_Your task_. Go through the material and pull out every line with the string "характерных" in it.

-- Listing start --

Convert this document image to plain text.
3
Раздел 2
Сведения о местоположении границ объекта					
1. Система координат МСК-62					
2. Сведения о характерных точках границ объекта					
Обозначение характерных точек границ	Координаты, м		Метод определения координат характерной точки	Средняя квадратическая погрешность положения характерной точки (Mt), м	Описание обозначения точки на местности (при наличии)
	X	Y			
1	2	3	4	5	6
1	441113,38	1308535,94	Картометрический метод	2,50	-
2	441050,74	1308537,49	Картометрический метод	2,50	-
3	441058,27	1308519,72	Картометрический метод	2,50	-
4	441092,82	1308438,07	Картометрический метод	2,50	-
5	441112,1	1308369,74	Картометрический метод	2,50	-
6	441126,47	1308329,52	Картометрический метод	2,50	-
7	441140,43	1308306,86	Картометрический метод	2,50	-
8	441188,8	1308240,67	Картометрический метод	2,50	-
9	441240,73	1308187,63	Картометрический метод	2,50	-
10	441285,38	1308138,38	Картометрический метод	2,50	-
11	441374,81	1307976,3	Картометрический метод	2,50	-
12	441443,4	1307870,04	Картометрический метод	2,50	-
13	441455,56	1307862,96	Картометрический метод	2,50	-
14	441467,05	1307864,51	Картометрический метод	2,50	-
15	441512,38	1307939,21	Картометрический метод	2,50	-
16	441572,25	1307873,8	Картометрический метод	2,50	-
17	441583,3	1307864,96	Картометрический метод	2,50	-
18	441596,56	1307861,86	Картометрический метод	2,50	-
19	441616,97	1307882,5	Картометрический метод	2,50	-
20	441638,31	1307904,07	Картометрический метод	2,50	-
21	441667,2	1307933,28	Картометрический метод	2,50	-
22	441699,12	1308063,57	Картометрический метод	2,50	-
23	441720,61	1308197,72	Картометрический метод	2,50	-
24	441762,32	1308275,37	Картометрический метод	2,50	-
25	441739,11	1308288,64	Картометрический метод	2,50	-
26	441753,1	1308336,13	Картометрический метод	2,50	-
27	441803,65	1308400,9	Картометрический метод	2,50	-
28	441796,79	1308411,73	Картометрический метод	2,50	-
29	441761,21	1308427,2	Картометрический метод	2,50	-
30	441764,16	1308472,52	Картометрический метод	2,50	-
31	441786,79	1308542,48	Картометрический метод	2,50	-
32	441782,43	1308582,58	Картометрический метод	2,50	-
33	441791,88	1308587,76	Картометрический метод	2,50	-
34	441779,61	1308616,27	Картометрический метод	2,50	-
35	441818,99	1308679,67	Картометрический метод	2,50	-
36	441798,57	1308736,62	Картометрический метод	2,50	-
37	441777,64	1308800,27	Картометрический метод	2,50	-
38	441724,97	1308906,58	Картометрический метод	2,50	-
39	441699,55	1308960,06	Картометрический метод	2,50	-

-- Listing end --

_Answer for this exercise_.
2. Сведения о характерных точках границ объекта					
Обозначение характерных точек границ	Координаты, м		Метод определения координат характерной точки	Средняя квадратическая погрешность положения характерной точки (Mt), м	Описание обозначения точки на местности (при наличии)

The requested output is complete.